### Directions for this task
Look for the string "Point" in every line, and copy each line that has it.
□ □ □ □ □ □ □
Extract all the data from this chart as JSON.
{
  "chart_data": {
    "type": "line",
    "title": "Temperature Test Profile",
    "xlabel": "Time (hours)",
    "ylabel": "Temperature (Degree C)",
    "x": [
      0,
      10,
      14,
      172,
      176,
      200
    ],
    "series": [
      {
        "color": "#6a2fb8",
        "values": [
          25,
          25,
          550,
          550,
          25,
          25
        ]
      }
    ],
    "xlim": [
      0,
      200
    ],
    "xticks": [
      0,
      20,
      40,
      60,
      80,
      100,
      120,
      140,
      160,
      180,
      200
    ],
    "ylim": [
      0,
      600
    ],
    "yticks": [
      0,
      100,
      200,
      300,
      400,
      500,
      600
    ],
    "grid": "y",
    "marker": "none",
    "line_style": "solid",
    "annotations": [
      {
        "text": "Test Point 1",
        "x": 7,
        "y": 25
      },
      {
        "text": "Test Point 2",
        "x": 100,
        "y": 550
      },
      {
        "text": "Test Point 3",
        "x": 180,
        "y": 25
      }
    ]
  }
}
□ □ □ □ □ □ □
### Reply to the task
        "text": "Test Point 1",
        "text": "Test Point 2",
        "text": "Test Point 3",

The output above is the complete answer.